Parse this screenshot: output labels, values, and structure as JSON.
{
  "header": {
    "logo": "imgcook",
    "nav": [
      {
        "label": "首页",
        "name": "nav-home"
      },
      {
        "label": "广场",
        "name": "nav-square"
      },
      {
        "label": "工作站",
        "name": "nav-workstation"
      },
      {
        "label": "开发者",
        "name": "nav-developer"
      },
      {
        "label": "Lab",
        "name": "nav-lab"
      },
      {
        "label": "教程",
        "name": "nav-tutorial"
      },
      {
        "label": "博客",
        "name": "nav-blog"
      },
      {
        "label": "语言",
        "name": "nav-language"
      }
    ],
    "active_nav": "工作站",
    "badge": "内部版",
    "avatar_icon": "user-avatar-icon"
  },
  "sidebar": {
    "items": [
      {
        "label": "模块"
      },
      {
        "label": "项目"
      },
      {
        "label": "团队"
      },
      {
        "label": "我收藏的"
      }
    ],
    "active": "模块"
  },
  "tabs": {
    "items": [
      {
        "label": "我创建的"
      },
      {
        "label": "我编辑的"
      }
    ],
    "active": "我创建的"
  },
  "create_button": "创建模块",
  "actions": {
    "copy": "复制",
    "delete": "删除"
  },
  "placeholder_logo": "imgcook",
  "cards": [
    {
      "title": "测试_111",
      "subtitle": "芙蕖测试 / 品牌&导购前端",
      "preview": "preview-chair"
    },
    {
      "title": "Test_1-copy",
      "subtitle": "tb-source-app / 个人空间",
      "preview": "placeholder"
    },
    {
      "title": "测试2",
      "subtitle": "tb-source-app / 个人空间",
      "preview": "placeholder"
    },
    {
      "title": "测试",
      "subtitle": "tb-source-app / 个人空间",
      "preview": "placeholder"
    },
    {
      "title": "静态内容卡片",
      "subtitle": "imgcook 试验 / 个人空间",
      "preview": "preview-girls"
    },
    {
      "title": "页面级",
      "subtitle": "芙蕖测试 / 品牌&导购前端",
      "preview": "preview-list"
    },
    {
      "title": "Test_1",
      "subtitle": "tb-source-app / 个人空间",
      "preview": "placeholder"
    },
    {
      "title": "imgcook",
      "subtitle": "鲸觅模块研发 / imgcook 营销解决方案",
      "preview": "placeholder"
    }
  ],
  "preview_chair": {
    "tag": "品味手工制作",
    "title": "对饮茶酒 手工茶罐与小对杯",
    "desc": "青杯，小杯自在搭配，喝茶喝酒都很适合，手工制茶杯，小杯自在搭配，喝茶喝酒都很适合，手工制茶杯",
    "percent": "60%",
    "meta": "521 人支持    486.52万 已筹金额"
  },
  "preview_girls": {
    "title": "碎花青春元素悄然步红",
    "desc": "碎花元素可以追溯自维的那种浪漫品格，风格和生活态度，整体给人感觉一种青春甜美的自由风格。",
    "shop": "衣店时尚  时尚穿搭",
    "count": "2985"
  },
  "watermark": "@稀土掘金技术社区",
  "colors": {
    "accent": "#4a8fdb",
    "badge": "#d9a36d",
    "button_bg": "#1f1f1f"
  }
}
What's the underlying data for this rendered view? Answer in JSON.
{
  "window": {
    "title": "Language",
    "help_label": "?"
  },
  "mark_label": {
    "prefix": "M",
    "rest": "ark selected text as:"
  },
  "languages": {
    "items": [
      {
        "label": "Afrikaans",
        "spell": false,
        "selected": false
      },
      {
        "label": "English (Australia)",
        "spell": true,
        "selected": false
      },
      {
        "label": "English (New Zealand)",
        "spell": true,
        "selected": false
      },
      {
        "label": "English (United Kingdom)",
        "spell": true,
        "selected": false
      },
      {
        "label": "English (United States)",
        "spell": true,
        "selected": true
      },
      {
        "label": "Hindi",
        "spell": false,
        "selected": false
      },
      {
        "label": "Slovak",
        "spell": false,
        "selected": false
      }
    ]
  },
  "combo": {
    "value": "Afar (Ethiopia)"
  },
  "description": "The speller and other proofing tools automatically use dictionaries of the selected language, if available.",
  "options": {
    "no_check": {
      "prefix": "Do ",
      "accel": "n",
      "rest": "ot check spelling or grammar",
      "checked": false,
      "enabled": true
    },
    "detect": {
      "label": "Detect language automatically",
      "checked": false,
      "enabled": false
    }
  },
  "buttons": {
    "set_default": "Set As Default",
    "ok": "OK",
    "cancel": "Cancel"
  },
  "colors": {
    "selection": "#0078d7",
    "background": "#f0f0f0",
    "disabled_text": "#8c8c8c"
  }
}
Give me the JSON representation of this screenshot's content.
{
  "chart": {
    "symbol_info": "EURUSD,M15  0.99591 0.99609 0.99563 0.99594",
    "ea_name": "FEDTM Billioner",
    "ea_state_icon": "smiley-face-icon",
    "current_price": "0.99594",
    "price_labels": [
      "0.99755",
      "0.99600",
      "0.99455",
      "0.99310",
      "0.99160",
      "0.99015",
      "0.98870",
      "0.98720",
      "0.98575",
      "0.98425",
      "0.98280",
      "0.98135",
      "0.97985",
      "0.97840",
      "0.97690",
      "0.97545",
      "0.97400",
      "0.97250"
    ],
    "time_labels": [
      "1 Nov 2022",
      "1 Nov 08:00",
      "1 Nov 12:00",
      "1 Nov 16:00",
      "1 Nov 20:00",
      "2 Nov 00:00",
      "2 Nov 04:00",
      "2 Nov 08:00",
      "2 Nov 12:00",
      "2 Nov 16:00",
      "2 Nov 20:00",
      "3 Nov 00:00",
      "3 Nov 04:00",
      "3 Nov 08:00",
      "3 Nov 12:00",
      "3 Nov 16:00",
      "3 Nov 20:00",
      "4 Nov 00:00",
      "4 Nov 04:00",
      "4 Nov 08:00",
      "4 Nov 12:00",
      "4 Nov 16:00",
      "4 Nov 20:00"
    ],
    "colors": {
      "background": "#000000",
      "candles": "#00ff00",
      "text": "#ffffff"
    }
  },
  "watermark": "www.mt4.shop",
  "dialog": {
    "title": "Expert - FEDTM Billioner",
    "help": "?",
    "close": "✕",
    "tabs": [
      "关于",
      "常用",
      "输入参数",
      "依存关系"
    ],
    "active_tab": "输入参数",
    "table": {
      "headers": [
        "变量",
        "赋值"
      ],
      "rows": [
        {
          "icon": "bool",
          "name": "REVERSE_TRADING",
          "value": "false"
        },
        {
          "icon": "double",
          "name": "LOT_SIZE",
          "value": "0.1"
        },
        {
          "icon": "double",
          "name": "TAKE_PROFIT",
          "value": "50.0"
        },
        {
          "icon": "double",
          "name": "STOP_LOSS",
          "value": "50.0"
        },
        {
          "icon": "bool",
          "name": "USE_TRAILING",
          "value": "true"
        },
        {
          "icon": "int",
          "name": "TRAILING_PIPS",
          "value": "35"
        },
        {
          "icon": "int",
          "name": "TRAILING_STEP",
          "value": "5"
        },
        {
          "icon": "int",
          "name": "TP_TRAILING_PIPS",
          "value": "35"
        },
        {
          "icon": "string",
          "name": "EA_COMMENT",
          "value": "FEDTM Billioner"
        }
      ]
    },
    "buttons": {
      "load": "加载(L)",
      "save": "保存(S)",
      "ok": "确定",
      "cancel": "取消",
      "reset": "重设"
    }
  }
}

## TASK TO CARRY OUT
Check each line above for the string "English" and show the ones that have it.

## COMPLETE RESPONSE
        "label": "English (Australia)",
        "label": "English (New Zealand)",
        "label": "English (United Kingdom)",
        "label": "English (United States)",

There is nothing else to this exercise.